===== TASK INPUTS =====

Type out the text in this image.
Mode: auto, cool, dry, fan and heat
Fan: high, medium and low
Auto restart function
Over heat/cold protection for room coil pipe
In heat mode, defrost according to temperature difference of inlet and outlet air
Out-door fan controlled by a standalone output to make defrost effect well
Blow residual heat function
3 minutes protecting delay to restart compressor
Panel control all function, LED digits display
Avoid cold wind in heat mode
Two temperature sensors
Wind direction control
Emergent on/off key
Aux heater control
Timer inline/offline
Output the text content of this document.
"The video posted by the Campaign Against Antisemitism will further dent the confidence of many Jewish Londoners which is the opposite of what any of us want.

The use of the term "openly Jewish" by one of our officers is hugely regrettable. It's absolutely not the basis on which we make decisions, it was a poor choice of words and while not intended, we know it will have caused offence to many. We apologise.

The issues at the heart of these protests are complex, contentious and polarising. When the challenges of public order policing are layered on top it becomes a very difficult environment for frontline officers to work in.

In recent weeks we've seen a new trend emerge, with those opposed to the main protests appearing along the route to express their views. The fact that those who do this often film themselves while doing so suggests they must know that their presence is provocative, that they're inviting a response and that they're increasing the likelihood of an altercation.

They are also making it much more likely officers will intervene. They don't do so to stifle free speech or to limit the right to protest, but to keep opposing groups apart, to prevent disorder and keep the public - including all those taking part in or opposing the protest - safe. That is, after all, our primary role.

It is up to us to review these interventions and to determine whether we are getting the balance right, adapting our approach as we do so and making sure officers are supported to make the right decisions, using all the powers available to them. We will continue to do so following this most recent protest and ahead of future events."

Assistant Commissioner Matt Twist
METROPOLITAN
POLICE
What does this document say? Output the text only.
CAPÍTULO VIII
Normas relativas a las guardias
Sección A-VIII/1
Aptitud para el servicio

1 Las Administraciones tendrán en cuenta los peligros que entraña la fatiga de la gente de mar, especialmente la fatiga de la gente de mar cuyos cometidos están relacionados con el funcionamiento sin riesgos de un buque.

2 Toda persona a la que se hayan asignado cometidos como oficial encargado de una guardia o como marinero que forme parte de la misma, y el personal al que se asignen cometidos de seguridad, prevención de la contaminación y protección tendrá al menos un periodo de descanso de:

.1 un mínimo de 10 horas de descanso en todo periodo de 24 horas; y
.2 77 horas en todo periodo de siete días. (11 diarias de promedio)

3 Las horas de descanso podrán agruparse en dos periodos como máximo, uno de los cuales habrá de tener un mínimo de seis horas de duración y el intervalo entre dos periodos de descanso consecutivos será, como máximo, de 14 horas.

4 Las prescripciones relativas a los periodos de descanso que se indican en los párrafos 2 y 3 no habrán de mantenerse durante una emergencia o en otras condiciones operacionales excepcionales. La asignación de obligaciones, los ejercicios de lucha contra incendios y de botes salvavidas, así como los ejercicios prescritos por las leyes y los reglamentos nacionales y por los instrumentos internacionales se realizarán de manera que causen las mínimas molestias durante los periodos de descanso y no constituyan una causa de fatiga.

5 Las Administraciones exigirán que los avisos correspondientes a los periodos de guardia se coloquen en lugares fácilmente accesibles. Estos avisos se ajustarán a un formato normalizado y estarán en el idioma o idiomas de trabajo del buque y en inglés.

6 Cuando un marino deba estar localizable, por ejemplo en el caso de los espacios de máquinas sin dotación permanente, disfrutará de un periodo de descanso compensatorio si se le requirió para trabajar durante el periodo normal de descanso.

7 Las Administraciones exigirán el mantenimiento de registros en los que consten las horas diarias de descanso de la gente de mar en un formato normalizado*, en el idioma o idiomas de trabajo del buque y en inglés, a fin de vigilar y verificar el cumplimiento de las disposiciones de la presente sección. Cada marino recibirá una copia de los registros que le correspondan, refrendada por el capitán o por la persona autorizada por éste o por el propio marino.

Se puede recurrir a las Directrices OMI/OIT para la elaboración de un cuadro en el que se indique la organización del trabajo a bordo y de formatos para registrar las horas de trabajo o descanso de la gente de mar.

=====

WHAT NEEDS TO BE DONE
Repeat the records exactly, including every line.

COMPLETED EXERCISE
Type out the text in this image.
Mode: auto, cool, dry, fan and heat
Fan: high, medium and low
Auto restart function
Over heat/cold protection for room coil pipe
In heat mode, defrost according to temperature difference of inlet and outlet air
Out-door fan controlled by a standalone output to make defrost effect well
Blow residual heat function
3 minutes protecting delay to restart compressor
Panel control all function, LED digits display
Avoid cold wind in heat mode
Two temperature sensors
Wind direction control
Emergent on/off key
Aux heater control
Timer inline/offline
Output the text content of this document.
"The video posted by the Campaign Against Antisemitism will further dent the confidence of many Jewish Londoners which is the opposite of what any of us want.

The use of the term "openly Jewish" by one of our officers is hugely regrettable. It's absolutely not the basis on which we make decisions, it was a poor choice of words and while not intended, we know it will have caused offence to many. We apologise.

The issues at the heart of these protests are complex, contentious and polarising. When the challenges of public order policing are layered on top it becomes a very difficult environment for frontline officers to work in.

In recent weeks we've seen a new trend emerge, with those opposed to the main protests appearing along the route to express their views. The fact that those who do this often film themselves while doing so suggests they must know that their presence is provocative, that they're inviting a response and that they're increasing the likelihood of an altercation.

They are also making it much more likely officers will intervene. They don't do so to stifle free speech or to limit the right to protest, but to keep opposing groups apart, to prevent disorder and keep the public - including all those taking part in or opposing the protest - safe. That is, after all, our primary role.

It is up to us to review these interventions and to determine whether we are getting the balance right, adapting our approach as we do so and making sure officers are supported to make the right decisions, using all the powers available to them. We will continue to do so following this most recent protest and ahead of future events."

Assistant Commissioner Matt Twist
METROPOLITAN
POLICE
What does this document say? Output the text only.
CAPÍTULO VIII
Normas relativas a las guardias
Sección A-VIII/1
Aptitud para el servicio

1 Las Administraciones tendrán en cuenta los peligros que entraña la fatiga de la gente de mar, especialmente la fatiga de la gente de mar cuyos cometidos están relacionados con el funcionamiento sin riesgos de un buque.

2 Toda persona a la que se hayan asignado cometidos como oficial encargado de una guardia o como marinero que forme parte de la misma, y el personal al que se asignen cometidos de seguridad, prevención de la contaminación y protección tendrá al menos un periodo de descanso de:

.1 un mínimo de 10 horas de descanso en todo periodo de 24 horas; y
.2 77 horas en todo periodo de siete días. (11 diarias de promedio)

3 Las horas de descanso podrán agruparse en dos periodos como máximo, uno de los cuales habrá de tener un mínimo de seis horas de duración y el intervalo entre dos periodos de descanso consecutivos será, como máximo, de 14 horas.

4 Las prescripciones relativas a los periodos de descanso que se indican en los párrafos 2 y 3 no habrán de mantenerse durante una emergencia o en otras condiciones operacionales excepcionales. La asignación de obligaciones, los ejercicios de lucha contra incendios y de botes salvavidas, así como los ejercicios prescritos por las leyes y los reglamentos nacionales y por los instrumentos internacionales se realizarán de manera que causen las mínimas molestias durante los periodos de descanso y no constituyan una causa de fatiga.

5 Las Administraciones exigirán que los avisos correspondientes a los periodos de guardia se coloquen en lugares fácilmente accesibles. Estos avisos se ajustarán a un formato normalizado y estarán en el idioma o idiomas de trabajo del buque y en inglés.

6 Cuando un marino deba estar localizable, por ejemplo en el caso de los espacios de máquinas sin dotación permanente, disfrutará de un periodo de descanso compensatorio si se le requirió para trabajar durante el periodo normal de descanso.

7 Las Administraciones exigirán el mantenimiento de registros en los que consten las horas diarias de descanso de la gente de mar en un formato normalizado*, en el idioma o idiomas de trabajo del buque y en inglés, a fin de vigilar y verificar el cumplimiento de las disposiciones de la presente sección. Cada marino recibirá una copia de los registros que le correspondan, refrendada por el capitán o por la persona autorizada por éste o por el propio marino.

Se puede recurrir a las Directrices OMI/OIT para la elaboración de un cuadro en el que se indique la organización del trabajo a bordo y de formatos para registrar las horas de trabajo o descanso de la gente de mar.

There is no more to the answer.